# [Exercise brief]
Reproduce, without alteration, the passage of the column about the Tri-County News that opens with the words containing "That first week the" and closes with "of the project.".
--- start of Text block ---
Tricounty News

Schools & Youth

Who would have thought that, in 2012, a community would be clammoring for its own printed newspaper? (I did.)



Amid all the doom-and-gloom talk of newspapers dying, who could have imagined growing circulation in a group of small towns in central Minnesota? (I did.)

And after more than a hundred years of newspapers in all of these towns, who would dare think that there's still lots more to write about? (I did.)

Nearly two years ago, when the Shopping News ceased publication in our rural area, I started the Tri-County News PLUS. It was a way for those advertisers who were suddenly abandoned to still reach nearly everone in our particular area. I put a lot of thought and research into it.

I knew I didn't want to start a "shopper," something that looks like a newspaper but is nearly all advertising. The garbage cans in post offices everywhere are stuffed with shoppers; people don't even take them home to throw them away.

Instead, I found a way to bring our award-winning newspaper into nearly every home and business in the area and bring those abandoned advertisers along with it. It's been a resounding success. Subscribers enjoy getting a thicker paper once a month. Non-subscribers get a free paper once a month. And advertisers get a reach that's about four times our usual weekly circulation. It's a prime example of a win-win-win scenario.

Each month, on the third Thursday, either a subscription copy of the Tri-County News or the free Tri-County News Plus is sent out to every mailing address in South Haven, Kimball, Watkins, and Eden Valley. (If you live in one of these communities, don't receive it but would like to, just give us your name and address and we'll add you to our list. We are reminded each month that the mailing lists we've purchased over time are woefully inaccurate, incomplete, and sometimes just bizarre.)

Earlier this year, it appeared inevitable that the Journal Patriot, a long-ago combined publication of the Eden Valley Journal and the

Watkins Patriot, was failing. The newspaper was delivered later and later each week, often not until the next week. Photos grew to be gigantic (an easy way to fill space), and original content disappeared. Pages were simply repeated week after week. Then it stopped. April 18 was the last regularly printed issue of the

Journal Patriot. Or was it? Three more issues would be printed, in May. Then nothing.

No one knew or could find out what was going on. All people knew was that they were no longer receiving their weekly dose of announcements, obituaries, sports photos, and outdated ads.

That first week the Journal Patriot failed to print, the City of Eden Valley had an important legal notice that needed to be printed. Because they could not print it in their official newspaper, an important hearing on the $2.5 million Highway 22 renovation project had to be repeated; no decisions could be made at the first hearing because legal publication was not made. A month later, the city engineer had to come out and re-present the whole project. Only then could the city council decide the scope and cost of the project.

That first week of non-publication, I contacted both Watkins and Eden Valley offices and the Eden Valley-Watkins school district. I knew well their predicament, not being able to print required legal notices in a timely manner. I offered my help, even before I knew what legally could be done when a newspaper ceases publication. The Tri-County News already had a means of distribution to every address there (in the Tri-County News PLUS), and we were ready at a moment's notice to do that, if needed.

In short order, the Tri-County News was named the official, legal newspaper for both cities and the school district. We've been receiving and printing school and community news for both Watkins and Eden Valley, much more than local readers had seen in quite a while.
--- end of Text block ---
--- start of Material ---
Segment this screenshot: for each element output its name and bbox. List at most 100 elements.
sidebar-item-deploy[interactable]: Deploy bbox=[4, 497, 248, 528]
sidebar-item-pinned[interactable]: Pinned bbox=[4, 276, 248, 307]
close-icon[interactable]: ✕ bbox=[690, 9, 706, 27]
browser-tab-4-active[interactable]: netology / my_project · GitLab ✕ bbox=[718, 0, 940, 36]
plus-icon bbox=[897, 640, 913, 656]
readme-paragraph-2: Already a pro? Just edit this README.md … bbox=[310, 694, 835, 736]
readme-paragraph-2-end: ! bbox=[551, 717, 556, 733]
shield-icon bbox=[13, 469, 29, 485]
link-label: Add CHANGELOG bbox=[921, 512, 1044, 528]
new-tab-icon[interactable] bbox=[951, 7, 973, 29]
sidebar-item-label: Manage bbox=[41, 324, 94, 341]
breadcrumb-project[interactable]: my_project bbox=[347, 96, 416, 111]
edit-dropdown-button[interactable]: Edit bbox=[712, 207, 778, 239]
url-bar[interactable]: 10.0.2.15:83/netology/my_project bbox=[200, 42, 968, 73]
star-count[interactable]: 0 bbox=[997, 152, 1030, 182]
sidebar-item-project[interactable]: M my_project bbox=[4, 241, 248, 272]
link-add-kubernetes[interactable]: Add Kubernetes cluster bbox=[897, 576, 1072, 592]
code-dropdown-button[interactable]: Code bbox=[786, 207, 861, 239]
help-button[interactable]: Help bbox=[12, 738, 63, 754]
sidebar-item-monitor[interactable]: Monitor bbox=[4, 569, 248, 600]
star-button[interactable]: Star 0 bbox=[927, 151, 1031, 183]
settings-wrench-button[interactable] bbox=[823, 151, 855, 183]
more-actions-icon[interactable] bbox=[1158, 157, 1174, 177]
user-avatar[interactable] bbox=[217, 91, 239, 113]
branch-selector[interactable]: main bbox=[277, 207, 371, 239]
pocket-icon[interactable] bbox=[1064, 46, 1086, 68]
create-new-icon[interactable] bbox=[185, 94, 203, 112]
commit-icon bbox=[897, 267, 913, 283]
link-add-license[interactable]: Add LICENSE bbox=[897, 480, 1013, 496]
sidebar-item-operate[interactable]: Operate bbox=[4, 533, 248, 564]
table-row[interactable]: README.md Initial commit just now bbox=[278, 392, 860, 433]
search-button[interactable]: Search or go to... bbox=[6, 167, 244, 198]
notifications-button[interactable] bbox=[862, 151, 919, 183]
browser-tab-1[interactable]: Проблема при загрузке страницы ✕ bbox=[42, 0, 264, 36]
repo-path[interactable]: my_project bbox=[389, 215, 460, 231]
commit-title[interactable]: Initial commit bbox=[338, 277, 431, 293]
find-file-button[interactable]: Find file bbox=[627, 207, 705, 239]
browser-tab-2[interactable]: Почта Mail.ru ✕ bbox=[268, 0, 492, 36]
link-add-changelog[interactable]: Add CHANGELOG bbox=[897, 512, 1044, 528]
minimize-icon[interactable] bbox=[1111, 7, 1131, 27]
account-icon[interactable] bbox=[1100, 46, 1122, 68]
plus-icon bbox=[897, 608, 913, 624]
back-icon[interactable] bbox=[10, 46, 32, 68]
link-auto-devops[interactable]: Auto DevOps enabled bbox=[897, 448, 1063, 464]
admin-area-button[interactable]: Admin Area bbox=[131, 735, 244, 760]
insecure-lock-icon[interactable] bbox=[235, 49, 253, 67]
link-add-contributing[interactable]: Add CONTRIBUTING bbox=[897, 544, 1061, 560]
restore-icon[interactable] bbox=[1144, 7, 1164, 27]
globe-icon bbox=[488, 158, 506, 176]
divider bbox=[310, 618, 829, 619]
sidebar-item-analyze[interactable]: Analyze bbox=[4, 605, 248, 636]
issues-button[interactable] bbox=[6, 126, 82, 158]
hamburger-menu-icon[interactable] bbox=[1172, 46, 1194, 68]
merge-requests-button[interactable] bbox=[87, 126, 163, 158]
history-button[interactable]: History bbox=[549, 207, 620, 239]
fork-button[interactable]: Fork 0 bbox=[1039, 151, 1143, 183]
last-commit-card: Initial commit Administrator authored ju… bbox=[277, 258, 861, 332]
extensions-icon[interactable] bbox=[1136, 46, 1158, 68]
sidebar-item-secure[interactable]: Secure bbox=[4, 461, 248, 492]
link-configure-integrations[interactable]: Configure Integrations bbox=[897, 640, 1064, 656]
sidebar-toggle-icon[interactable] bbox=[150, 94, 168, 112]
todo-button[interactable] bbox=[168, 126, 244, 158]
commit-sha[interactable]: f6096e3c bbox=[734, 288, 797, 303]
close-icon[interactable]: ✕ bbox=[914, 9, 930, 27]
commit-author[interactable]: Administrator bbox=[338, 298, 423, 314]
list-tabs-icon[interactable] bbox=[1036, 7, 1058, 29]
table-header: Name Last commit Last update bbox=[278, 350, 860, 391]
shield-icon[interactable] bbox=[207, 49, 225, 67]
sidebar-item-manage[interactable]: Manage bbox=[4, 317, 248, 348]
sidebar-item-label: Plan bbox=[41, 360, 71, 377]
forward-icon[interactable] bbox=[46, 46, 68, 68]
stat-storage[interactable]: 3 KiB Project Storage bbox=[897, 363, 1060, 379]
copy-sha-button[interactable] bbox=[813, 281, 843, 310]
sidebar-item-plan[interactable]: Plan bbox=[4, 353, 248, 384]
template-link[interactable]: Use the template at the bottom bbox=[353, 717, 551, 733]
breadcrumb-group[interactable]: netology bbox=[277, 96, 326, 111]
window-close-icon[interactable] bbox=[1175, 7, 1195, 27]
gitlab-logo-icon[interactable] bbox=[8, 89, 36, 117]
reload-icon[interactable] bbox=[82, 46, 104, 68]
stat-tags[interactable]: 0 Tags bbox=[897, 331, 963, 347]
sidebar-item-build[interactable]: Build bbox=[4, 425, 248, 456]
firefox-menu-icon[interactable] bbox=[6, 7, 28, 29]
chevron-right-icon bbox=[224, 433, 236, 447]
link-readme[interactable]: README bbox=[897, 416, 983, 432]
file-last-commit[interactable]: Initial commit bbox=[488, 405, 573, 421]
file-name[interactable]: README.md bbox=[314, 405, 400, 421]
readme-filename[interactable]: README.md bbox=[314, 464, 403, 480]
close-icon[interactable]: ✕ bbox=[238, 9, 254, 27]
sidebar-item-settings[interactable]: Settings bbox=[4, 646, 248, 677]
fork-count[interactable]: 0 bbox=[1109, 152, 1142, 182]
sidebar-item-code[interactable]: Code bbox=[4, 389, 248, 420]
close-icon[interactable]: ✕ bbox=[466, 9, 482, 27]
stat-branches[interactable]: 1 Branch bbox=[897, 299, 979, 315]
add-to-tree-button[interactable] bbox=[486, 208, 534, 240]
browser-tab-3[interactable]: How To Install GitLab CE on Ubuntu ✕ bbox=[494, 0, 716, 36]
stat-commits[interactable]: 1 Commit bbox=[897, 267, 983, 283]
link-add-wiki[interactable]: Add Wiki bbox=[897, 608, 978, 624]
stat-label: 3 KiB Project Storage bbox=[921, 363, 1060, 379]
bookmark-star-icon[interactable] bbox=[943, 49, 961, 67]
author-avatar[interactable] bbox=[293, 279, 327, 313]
--- end of Material ---
# [Answer]
That first week the Journal Patriot failed to print, the City of Eden Valley had an important legal notice that needed to be printed. Because they could not print it in their official newspaper, an important hearing on the $2.5 million Highway 22 renovation project had to be repeated; no decisions could be made at the first hearing because legal publication was not made. A month later, the city engineer had to come out and re-present the whole project. Only then could the city council decide the scope and cost of the project.